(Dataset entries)
◆ ◆ ◆

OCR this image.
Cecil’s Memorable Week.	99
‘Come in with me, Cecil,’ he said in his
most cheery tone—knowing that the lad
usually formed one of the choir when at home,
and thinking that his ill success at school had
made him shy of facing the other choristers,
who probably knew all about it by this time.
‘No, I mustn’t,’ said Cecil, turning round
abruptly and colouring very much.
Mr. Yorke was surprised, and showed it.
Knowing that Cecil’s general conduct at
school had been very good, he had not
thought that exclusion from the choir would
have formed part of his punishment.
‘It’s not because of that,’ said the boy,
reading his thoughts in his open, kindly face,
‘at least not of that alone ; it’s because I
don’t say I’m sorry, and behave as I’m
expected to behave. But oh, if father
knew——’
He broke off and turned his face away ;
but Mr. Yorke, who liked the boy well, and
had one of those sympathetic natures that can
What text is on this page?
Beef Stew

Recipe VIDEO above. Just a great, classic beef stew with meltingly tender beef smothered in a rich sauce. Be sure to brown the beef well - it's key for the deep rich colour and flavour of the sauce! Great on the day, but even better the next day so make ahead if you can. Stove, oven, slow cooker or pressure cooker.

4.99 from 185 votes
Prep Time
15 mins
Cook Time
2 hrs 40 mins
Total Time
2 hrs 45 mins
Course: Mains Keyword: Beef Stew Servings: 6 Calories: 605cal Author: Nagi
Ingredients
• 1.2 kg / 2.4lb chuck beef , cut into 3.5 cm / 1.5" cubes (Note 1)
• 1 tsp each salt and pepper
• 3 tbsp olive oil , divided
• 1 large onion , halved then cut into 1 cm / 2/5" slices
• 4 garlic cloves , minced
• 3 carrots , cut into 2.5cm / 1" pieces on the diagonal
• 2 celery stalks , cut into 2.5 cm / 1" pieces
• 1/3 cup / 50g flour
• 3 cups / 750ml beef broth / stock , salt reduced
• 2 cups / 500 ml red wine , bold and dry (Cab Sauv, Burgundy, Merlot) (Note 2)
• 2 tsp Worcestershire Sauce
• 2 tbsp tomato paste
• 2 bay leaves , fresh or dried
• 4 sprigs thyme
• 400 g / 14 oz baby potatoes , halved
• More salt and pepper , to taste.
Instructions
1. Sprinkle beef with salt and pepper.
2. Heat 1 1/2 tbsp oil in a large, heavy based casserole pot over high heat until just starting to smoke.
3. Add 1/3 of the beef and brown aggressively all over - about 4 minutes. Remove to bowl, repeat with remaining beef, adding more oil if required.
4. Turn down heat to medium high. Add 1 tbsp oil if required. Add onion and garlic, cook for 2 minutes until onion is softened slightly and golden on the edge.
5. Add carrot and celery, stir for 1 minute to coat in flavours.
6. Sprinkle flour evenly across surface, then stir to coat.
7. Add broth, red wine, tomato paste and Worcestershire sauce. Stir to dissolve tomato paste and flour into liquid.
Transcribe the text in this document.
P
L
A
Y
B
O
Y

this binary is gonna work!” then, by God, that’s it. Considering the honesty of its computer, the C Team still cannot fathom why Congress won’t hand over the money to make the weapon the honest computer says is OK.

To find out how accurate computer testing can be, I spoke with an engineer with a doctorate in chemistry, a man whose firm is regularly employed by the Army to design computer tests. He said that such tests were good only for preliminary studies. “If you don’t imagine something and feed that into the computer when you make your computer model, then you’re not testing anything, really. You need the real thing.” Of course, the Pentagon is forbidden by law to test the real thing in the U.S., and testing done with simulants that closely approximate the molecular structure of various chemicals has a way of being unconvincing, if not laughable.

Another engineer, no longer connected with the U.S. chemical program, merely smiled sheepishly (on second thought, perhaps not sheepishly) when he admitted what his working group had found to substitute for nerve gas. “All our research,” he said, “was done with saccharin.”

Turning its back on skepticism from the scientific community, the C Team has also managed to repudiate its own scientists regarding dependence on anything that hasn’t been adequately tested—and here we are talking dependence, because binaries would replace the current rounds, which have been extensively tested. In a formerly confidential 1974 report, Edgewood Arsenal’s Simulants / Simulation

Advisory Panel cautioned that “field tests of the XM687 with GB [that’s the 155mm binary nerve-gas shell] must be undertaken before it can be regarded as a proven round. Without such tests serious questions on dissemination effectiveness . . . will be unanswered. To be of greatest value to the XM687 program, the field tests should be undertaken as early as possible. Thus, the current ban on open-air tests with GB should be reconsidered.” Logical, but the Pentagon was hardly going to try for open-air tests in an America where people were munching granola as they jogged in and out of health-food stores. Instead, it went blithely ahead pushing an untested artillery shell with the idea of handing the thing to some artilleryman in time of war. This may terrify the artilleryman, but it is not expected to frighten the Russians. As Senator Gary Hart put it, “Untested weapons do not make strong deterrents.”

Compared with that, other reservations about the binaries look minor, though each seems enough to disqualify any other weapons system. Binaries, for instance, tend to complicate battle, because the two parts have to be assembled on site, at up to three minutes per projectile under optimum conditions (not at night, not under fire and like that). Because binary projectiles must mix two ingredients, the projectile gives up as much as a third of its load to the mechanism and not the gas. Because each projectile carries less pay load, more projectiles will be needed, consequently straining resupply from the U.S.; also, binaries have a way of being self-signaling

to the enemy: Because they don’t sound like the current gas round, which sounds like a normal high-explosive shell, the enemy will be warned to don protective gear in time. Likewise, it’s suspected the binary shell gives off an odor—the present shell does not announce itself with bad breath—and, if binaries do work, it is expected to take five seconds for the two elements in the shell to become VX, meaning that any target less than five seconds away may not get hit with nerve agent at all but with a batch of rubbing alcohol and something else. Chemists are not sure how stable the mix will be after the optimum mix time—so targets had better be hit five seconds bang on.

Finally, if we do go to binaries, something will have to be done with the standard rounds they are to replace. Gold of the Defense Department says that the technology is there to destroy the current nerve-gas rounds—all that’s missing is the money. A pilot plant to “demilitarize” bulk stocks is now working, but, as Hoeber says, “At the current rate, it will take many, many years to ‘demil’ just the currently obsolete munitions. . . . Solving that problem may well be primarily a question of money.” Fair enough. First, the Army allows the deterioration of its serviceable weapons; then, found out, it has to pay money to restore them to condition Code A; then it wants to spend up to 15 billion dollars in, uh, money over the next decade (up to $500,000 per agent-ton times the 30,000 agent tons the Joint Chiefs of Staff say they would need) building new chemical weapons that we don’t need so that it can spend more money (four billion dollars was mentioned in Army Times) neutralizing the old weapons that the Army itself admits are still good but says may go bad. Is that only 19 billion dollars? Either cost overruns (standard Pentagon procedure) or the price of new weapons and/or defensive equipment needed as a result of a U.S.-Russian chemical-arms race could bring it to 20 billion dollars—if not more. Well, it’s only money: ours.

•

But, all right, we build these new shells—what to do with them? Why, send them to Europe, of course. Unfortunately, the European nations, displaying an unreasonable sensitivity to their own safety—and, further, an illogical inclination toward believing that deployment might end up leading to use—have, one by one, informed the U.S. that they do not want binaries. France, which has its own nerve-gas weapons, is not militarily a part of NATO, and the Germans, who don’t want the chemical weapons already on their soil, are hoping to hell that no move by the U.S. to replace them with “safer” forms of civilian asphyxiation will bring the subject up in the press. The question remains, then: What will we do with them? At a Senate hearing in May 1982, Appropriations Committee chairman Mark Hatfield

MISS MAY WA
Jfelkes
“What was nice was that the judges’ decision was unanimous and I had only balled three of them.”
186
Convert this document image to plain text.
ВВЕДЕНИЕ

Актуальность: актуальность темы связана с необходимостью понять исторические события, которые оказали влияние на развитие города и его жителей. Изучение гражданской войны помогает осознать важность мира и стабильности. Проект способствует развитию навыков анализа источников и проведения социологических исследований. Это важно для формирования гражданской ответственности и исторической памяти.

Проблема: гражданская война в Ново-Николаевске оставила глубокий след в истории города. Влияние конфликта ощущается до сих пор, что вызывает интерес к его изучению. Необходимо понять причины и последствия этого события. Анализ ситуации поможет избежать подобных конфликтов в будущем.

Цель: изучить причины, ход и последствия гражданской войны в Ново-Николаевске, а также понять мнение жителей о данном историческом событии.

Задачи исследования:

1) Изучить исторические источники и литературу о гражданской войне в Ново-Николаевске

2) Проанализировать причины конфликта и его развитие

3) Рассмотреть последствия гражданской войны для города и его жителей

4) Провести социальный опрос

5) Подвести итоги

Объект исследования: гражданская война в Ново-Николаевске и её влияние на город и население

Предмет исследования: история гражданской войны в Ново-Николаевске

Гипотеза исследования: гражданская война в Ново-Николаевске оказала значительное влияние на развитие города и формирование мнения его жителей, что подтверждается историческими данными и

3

◆ ◆ ◆

What the task requires
Select every line of the material above holding the word "salt" and copy it.

Task solution
• 1 tsp each salt and pepper
• 3 cups / 750ml beef broth / stock , salt reduced
• More salt and pepper , to taste.
1. Sprinkle beef with salt and pepper.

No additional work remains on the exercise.